» Extract to read
--- START ---
Fire narrative. For this study a projective test was devised requiring the participant to complete a short story in which the content involved a person (a man if the participant was male and a woman if they were female) returning to their old school, where they had suffered humiliation and persecution. Each individual in the story is observed walking through the corridors remembering what had happened and fingering a box of matches in their pocket. The test had a time limit and had to be completed in five minutes. Three mutually independent judges assessed the resulting narrative from two standpoints: the number of fictive fires and the degree of relation to fire. Fictive fires refers to the number of fires started by the main character in the story. In regard to relation to fire the assessment focused on the story content. The assessment used a 10-point scale where 0 = no focus and 10 = a very great focus. Zero was given when the content did not center on fire. The notion of consensual definition (Amabile, 1983) was used in connection with the degree of relation to fire, that is the individual assessor based his assessment on his own feeling for, and evaluation of, the concept.
--- END ---
» How to complete this task
Answer these questions using the description of the fire narrative test:
1. How much time did participants have to complete the story?
2. How many judges assessed each narrative?
3. What did a score of 10 mean on the scale used to rate relation to fire?
The records play no part in this exercise.

» Records supplied
--- START ---
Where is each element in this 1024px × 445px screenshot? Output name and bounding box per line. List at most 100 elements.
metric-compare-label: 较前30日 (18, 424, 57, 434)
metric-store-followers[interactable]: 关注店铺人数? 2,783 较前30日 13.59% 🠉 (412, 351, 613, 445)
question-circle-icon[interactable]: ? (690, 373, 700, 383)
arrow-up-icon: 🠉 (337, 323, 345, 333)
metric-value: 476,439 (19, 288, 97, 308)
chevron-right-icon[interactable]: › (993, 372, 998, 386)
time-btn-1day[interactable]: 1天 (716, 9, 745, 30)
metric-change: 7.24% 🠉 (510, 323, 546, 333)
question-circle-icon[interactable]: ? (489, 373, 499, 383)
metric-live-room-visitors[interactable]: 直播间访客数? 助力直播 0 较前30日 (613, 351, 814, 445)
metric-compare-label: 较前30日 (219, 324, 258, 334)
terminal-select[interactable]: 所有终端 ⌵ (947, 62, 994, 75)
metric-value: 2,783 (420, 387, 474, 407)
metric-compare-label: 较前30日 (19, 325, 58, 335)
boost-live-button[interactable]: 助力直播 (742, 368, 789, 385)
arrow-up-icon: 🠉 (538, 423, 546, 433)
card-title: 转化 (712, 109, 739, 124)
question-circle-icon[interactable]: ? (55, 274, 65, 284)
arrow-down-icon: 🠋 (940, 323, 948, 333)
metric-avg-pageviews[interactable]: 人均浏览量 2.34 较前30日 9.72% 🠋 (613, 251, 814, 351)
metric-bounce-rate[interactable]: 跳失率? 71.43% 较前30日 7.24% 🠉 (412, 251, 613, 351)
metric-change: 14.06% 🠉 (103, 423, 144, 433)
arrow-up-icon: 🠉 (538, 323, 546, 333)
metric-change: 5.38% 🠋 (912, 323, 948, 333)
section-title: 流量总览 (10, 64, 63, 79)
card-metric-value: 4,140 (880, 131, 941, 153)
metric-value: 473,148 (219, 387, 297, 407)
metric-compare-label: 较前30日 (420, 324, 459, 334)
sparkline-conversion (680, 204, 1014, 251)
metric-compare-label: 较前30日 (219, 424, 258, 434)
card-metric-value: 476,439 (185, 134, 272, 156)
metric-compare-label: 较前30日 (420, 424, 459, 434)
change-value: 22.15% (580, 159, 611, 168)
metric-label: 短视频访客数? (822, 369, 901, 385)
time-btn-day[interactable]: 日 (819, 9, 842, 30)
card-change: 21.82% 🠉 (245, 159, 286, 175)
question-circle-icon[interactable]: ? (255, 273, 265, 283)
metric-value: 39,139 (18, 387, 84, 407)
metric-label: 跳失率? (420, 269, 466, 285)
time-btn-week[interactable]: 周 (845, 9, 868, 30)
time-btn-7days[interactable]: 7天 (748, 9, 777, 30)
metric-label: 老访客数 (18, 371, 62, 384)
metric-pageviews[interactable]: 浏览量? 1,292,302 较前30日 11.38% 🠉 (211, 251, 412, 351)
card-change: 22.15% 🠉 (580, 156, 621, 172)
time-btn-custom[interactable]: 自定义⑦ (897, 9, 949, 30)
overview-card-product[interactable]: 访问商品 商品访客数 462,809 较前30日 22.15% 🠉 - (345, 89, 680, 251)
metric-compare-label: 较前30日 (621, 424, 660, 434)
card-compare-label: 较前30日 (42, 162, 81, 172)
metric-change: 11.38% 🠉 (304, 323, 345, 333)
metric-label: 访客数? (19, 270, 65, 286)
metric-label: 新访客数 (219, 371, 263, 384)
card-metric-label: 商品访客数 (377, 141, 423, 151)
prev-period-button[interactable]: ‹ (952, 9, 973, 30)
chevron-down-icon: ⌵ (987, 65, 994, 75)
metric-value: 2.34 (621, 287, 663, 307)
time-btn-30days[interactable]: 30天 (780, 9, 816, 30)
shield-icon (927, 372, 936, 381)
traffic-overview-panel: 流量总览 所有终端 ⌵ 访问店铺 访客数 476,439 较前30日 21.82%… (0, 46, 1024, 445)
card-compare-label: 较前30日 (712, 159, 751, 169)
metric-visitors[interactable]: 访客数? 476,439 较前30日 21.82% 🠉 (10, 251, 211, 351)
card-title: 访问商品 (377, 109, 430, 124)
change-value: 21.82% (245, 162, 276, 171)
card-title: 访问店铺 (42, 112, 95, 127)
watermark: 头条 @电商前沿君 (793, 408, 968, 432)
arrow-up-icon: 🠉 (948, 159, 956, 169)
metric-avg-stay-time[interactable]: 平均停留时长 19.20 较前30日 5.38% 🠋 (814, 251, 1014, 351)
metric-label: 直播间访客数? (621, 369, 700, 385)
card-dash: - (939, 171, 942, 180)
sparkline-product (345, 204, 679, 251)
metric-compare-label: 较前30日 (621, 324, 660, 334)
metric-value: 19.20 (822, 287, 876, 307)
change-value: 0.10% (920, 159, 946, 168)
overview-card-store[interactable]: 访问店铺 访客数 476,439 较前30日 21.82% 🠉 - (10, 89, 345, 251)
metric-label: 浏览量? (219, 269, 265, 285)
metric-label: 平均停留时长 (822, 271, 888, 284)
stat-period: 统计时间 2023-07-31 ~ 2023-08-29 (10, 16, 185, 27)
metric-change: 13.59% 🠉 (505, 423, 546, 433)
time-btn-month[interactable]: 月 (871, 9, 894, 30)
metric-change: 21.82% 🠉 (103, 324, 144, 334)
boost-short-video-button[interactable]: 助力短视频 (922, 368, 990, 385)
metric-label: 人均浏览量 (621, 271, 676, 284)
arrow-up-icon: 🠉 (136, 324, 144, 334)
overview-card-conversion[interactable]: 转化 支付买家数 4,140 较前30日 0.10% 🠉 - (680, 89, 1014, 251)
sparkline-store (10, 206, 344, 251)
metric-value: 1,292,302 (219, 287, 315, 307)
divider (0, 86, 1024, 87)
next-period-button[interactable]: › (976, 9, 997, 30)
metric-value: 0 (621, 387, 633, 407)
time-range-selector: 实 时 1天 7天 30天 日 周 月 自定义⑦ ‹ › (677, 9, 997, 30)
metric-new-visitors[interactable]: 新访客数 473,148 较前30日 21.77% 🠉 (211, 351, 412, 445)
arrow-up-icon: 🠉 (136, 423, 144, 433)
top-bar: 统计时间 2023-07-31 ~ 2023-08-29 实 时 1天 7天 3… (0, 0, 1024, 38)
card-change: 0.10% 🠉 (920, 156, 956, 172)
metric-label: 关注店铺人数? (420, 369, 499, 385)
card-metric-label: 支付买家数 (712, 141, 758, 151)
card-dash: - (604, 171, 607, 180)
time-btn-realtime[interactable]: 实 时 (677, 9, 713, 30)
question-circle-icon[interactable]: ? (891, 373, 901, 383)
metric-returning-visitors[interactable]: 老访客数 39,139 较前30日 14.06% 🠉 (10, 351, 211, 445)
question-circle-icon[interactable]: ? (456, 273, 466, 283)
--- END ---
» Task result
1. Five minutes.
2. Three mutually independent judges.
3. A very great focus.